Go through the lines below and copy each one that holds the string "months".

━━━ Supplied information

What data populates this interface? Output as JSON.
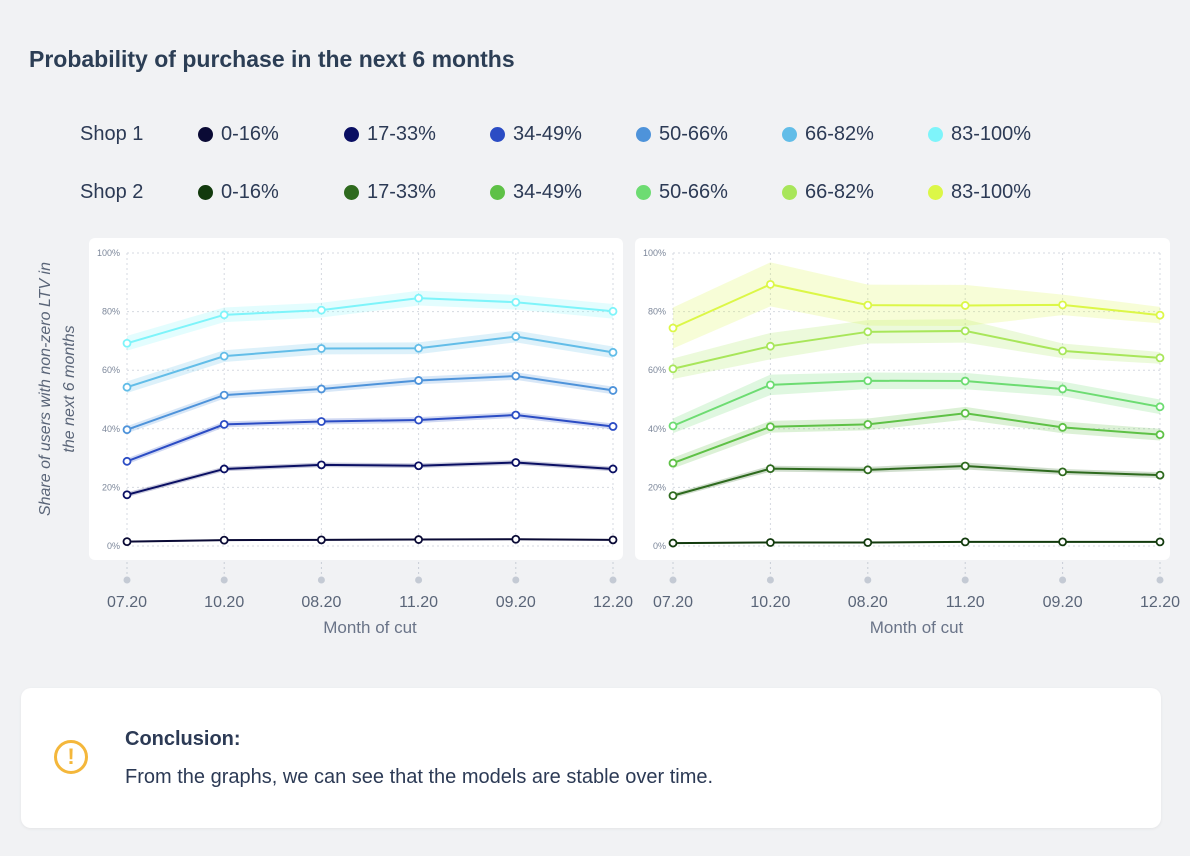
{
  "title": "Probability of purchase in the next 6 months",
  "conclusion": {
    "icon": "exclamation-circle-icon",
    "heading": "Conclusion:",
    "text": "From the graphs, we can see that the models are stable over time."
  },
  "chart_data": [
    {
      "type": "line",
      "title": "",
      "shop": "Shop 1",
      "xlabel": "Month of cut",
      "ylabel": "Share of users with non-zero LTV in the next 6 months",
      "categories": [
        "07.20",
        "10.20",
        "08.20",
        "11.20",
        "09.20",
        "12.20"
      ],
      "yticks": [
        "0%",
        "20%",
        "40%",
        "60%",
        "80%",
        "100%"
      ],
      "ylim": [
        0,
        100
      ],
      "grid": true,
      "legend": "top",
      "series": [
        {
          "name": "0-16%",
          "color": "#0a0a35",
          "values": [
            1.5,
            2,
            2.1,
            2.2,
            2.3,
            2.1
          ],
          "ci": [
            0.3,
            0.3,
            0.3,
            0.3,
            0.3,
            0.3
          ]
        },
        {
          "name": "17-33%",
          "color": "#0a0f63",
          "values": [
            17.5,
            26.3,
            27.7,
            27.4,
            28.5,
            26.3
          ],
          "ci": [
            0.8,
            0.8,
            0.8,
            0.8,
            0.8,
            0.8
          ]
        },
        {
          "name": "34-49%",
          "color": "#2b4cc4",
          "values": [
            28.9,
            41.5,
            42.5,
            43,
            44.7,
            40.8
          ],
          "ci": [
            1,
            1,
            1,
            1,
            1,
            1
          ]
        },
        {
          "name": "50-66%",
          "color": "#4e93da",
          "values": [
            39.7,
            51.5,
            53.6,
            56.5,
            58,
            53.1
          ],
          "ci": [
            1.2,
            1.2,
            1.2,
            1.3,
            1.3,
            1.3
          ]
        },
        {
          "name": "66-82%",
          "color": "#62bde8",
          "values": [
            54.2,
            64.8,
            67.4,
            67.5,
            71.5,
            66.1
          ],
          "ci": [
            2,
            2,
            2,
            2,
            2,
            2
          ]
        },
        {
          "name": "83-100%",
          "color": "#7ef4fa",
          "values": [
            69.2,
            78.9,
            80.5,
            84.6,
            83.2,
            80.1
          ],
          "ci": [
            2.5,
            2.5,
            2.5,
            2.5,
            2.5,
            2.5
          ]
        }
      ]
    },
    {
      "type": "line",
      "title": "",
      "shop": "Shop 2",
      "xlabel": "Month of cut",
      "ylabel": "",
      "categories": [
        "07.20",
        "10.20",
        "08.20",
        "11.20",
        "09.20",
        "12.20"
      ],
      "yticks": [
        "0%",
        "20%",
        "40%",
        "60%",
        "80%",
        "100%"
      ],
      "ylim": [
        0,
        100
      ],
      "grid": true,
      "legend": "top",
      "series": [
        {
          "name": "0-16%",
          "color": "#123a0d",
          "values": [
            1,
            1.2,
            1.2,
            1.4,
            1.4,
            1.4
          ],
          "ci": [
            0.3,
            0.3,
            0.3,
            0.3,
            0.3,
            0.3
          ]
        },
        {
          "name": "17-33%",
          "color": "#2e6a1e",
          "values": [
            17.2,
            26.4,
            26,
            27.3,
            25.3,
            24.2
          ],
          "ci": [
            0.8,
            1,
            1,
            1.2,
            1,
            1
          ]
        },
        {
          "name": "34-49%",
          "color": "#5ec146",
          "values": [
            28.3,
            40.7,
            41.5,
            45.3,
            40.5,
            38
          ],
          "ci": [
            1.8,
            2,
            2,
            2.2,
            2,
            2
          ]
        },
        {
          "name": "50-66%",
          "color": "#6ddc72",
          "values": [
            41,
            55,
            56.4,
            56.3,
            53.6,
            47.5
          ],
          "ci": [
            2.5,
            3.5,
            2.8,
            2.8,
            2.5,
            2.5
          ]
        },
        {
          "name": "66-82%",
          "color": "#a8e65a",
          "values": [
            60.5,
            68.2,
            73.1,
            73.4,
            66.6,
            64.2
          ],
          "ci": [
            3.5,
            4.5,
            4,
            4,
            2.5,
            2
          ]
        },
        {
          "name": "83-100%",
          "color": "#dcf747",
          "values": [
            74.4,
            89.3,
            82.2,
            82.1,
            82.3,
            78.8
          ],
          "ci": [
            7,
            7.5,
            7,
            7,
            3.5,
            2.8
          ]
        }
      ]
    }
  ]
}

━━━━━━

* _Full output_
  "title": "Probability of purchase in the next 6 months",
      "ylabel": "Share of users with non-zero LTV in the next 6 months",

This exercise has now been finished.